PROVIDED PASSAGE »
==========

In the early morning of 18 February 1957 he was executed by hanging at the Kamiti Maximum Security Prison. He was buried in an unmarked grave, and his burial site remained unknown for 62 years until 25 October 2019 when the Dedan Kimathi Foundation reported that the grave-site had been identified at the Kamiti prison grounds.

Personal life

Kimathi was married to Mukami Kimathi. Among their children are sons Wachiuri and Maina and daughters Nyawira and Wanjugu. The government constructed a three-bedroomed house for Mukami at her farm in Kinangop, Nyandarua County in 2009 and provided her with a double cabin pickup for private use in 2012. In 2010, Kimathi's widow requested that the search for her husband's body be renewed so she could give him a proper burial.

Legacy

Official registration of the Mau Mau

On 11 November 2003, the Kibaki government formally registered the Mau Mau movement, disregarding the colonial-era legislation that had outlawed the organisation and branded its members "terrorists". In his remarks during the handing over of the certificate, Vice President Moody Awori regretted that it had taken 40 years for the group to be officially registered despite the sacrifices the Mau Mau had made for Kenya's independence.

The Dedan Kimathi statue

The Kibaki government erected a 2.1 metre bronze statue titled Freedom Fighter Dedan Kimathi on a graphite plinth, in central Nairobi. The statue is at the junction of Kimathi Street and Mama Ngina Street. Kimathi, clad in military regalia, holds a rifle in the right hand and a dagger in the left, the last weapons he held in his struggle. The foundation stone for the statue was laid by Vice President Awori on 11 December 2006 and the completed statue unveiled by President Kibaki on 18 February 2007 coinciding with the 50th anniversary of the day he was executed. In his remarks, Kibaki paid homage to Kimathi as a man who not only paid the ultimate price for Kenya's liberation but also inspired others to fight against oppression.
The statue attracted praise from Kenyans as a long overdue recognition of the Mau Mau for their part in the struggle for independence. This was in marked contrast to the post-colonial norm of the Jomo Kenyatta and Daniel Arap Moi governments' regard of the Mau Mau as terrorists.

==========

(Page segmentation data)
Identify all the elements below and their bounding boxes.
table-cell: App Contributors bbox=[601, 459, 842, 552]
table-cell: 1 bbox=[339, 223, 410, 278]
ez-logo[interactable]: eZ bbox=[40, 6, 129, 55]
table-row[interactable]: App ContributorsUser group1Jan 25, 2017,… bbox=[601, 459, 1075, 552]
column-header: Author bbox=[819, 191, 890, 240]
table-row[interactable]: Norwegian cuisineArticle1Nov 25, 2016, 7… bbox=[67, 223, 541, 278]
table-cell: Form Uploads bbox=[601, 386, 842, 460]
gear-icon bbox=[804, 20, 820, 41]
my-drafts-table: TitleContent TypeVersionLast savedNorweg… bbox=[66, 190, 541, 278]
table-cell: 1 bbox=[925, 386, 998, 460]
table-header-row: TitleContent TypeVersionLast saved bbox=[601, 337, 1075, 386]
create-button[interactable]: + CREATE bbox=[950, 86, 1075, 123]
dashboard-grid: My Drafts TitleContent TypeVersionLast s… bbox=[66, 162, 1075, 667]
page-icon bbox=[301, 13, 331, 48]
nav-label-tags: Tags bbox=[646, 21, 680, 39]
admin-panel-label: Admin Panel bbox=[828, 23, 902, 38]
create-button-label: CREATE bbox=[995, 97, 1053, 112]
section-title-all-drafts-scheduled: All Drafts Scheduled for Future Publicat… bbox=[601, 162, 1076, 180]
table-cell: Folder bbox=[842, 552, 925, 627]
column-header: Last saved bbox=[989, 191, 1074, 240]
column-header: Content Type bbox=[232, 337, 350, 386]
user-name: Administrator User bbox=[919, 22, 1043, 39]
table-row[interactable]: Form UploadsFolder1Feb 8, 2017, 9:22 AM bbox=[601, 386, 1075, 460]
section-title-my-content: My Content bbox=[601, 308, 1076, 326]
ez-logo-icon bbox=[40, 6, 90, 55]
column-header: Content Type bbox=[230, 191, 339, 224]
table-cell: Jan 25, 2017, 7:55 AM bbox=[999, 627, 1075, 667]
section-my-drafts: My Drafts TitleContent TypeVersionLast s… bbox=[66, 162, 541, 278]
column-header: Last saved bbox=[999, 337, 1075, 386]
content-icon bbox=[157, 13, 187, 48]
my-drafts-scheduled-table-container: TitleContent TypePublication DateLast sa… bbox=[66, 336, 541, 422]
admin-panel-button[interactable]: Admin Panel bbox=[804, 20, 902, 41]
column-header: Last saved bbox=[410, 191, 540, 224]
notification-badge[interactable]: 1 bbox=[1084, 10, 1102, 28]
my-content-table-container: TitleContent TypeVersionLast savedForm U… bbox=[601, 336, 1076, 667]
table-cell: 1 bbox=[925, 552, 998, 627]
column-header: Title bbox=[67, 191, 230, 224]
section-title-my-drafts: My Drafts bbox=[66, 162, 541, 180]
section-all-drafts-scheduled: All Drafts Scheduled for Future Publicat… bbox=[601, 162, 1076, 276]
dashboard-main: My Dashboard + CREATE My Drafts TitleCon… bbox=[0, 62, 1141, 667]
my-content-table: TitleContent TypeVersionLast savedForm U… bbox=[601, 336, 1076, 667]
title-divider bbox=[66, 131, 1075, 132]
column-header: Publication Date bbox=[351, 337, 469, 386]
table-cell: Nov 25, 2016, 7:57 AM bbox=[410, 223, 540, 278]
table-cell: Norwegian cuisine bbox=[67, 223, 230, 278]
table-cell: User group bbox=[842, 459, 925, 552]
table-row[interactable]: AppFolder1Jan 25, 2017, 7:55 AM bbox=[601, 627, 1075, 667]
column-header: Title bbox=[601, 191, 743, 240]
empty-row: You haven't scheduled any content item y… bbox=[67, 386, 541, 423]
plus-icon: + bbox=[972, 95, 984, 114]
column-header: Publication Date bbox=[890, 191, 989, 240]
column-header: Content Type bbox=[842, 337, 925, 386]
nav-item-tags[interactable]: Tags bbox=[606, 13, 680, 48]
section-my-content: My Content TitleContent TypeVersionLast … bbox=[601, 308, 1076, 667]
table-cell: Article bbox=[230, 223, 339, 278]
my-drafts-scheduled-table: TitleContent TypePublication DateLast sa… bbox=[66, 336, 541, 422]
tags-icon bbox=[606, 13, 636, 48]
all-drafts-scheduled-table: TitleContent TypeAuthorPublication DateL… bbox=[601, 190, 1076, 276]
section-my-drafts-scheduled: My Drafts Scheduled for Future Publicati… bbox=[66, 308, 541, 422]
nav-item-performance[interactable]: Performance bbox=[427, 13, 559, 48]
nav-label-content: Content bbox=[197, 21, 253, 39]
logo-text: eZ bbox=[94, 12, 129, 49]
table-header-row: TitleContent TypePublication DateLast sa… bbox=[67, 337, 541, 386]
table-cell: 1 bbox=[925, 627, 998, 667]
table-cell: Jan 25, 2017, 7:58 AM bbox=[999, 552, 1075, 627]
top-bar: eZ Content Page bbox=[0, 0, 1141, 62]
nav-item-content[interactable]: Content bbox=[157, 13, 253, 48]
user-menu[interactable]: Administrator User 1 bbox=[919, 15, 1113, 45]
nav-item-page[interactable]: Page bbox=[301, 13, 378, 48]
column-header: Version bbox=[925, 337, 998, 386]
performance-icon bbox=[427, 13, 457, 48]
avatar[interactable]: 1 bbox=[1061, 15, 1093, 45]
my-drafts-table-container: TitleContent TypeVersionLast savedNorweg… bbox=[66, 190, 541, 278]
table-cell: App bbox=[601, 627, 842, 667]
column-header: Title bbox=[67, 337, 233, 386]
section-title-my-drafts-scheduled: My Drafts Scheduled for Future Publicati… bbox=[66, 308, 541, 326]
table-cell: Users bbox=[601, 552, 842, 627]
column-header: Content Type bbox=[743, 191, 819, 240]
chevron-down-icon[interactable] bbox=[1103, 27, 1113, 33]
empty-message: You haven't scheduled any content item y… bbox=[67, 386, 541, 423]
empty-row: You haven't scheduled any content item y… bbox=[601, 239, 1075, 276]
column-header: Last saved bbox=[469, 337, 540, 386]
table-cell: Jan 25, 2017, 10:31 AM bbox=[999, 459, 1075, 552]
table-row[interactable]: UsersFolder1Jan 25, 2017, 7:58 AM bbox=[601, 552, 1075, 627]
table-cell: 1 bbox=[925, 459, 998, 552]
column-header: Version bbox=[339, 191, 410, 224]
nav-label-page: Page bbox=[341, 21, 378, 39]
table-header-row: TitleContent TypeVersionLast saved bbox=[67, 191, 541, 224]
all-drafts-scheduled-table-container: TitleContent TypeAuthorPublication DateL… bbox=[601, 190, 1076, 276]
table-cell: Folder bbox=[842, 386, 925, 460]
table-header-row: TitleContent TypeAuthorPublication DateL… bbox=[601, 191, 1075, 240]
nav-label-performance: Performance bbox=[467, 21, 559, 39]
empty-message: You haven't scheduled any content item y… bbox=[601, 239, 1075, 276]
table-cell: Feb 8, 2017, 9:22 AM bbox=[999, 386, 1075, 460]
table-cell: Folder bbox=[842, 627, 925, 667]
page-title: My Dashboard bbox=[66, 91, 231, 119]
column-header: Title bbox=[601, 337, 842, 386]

==========

EXERCISES »
1. According to the Dedan Kimathi passage, where in central Nairobi does the bronze statue stand?
2. Please continue the Dedan Kimathi passage from the point where it stops.
The rows come from a separate source and do not belong to the Dedan Kimathi passage.

ANSWERS TO THIS EXERCISE »
1. At the junction of Kimathi Street and Mama Ngina Street.

2.
On 12 September 2015, the British government unveiled a Mau Mau memorial statue in Nairobi's Uhuru Park that it funded "as a symbol of reconciliation between the British government, the Mau Mau, and all those who suffered". This followed a June 2013 decision by Britain to compensate more than 5,000 Kenyans tortured and abused during the Mau Mau insurgency.

Nelson Mandela

Kimathi was held in high regard by anti-apartheid leader Nelson Mandela. In July 1990, five months after his release from 27 years of imprisonment by South Africa's apartheid regime, Mandela visited Nairobi and requested to see Kimathi's grave and meet his widow Mukami. Mandela's request was an embarrassing moment for the Moi administration, which had largely ignored Kimathi, like Jomo Kenyatta's government before it. It was an awkward moment searching for her in the village where she and her family lived forgotten in poverty. Mandela's request was not met. During a public address at the Kasarani Stadium in Nairobi before he left the country, Mandela stated his admiration for Kimathi, Musa Mwariama, Waruhiu Itote and other Mau Mau leaders who inspired his own struggle against injustice. It was only 15 years later in 2005, during his second visit to Kenya, that Mandela finally managed to meet Mukami as well as two of Kimathi's children.
Mandela's respect for Kimathi by the early 1960s is also alluded to in My Moment with a Legend by Ronnie Kasrils, the former intelligence chief of the ANC’s armed wing Umkhonto We Sizwe and defence minister in Mandela’s government.